● **TESTO FORNITO**
----------------------------------------
Solo un paio di settimane fa, aveva annunciato il passaggio dal suo amato whisky alla vodka, per motivi di salute. "Sono ancora indistruttibile.." aveva chiosato.
Non c'è più niente da dimostrare, Lemmy fa questa vita da quarant'anni e lo fa per tutti noi, non per il suo ego o altre cazzate. È un video difficile da guardare. Ha già fatto molto di più di quanto meritiamo...
Forza..Lemmy, and..
..Long live Rock'n'Roll..

 








29/06/15

Chris Squire: E' con il più pesante dei cuori e tristezza insopportabile

Chris Squire, è importante per me. Lo sono tutti i componenti degli Yes, perchè nella strenua battaglia giovanile tra i fan dei Genesis e quegli degli Yes io sono stato uno dei sostenitori più accaniti della band di Squire, Anderson, Howe.. E se il basso è stato lo strumento che ho tentato di suonare, con risultati decisamente scarsi, questo lo devo proprio a Chris Squire, coraggioso co-fondatore degli Yes,  morto a 67 anni  stroncato da leucemia acuta eritroide. Per primo è stato uno dei tanti compagni di band, Geoff Downes, a dare ieri conferma via Twitter.
Chris serenamente scomparso ieri sera a Phoenix in Arizona.
----------------------------------------
● **MATERIALE DI PARTENZA**
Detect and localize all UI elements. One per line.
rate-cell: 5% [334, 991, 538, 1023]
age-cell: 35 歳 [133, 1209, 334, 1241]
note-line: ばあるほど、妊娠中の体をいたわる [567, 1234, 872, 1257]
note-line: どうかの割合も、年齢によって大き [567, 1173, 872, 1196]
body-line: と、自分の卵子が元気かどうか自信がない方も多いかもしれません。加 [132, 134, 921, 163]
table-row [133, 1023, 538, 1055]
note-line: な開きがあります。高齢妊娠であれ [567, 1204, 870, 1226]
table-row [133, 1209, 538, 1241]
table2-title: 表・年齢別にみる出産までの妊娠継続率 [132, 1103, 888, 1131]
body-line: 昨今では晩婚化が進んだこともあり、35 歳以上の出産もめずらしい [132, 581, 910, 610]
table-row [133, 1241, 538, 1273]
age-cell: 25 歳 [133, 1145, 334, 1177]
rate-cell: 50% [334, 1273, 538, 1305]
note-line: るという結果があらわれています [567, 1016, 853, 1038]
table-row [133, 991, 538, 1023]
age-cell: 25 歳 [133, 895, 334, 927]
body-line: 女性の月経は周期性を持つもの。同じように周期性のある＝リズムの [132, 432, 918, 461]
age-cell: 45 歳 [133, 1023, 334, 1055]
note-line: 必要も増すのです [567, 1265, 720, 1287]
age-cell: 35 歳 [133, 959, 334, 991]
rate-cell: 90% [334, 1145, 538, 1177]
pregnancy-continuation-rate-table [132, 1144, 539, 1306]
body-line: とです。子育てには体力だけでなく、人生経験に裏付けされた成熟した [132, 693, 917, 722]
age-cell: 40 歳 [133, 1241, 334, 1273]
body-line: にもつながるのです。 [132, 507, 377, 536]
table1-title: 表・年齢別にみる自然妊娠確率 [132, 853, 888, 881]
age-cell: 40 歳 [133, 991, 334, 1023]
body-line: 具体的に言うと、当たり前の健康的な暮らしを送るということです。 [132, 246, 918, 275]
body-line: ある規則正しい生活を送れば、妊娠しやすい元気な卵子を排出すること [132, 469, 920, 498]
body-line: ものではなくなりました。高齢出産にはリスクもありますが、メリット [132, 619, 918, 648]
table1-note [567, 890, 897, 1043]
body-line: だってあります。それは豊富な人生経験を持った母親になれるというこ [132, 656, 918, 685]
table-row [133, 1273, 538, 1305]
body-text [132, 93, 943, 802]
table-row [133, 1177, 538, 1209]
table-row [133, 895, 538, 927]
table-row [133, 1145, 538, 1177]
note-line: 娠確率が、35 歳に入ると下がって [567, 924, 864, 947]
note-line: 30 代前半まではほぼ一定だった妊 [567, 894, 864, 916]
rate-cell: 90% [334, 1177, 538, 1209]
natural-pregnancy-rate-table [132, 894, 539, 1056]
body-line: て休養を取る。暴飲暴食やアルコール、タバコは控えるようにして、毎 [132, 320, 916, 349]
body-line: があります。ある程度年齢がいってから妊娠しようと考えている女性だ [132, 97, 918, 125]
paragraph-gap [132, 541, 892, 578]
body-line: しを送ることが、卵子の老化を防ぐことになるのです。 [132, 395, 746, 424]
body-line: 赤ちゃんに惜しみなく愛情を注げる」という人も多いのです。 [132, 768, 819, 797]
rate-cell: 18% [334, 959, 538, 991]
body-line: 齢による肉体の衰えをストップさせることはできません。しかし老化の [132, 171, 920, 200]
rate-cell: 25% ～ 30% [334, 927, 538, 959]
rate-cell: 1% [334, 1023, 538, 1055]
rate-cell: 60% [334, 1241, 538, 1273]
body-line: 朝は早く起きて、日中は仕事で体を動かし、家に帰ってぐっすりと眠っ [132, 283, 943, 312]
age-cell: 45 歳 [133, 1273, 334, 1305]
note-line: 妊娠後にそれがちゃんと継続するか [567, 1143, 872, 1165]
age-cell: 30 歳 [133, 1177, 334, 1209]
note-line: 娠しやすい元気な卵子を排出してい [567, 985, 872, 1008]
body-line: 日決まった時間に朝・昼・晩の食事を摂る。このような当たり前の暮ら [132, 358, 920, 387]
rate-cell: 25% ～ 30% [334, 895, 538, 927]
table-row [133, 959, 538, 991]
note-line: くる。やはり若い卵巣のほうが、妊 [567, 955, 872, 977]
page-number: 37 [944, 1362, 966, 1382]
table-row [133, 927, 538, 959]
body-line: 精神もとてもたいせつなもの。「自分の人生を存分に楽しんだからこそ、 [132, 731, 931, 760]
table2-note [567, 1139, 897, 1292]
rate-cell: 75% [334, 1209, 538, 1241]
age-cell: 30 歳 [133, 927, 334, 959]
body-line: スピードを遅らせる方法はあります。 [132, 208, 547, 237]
----------------------------------------
● **COMPITI ED ESERCIZI**
(a) Per ciascuna affermazione indica se concorda con il testo fornito, rispondendo sì o no e citando alla lettera le parole del testo che lo stabiliscono: (i) Chris Squire è morto a 67 anni; (ii) la prima conferma della morte è arrivata da Geoff Downes tramite Twitter; (iii) Chris Squire è scomparso a New York.
(b) Riporta parola per parola il passo del testo fornito che comincia con "Non c'è più" e termina con "di quanto meritiamo...".
Il materiale non ha alcun legame con il testo fornito.

● **SOLUZIONI DEI COMPITI**
(a)
(i) Sì: "morto a 67 anni"
(ii) Sì: "Per primo è stato uno dei tanti compagni di band, Geoff Downes, a dare ieri conferma via Twitter."
(iii) No: "Chris serenamente scomparso ieri sera a Phoenix in Arizona."

(b)
Non c'è più niente da dimostrare, Lemmy fa questa vita da quarant'anni e lo fa per tutti noi, non per il suo ego o altre cazzate. È un video difficile da guardare. Ha già fatto molto di più di quanto meritiamo...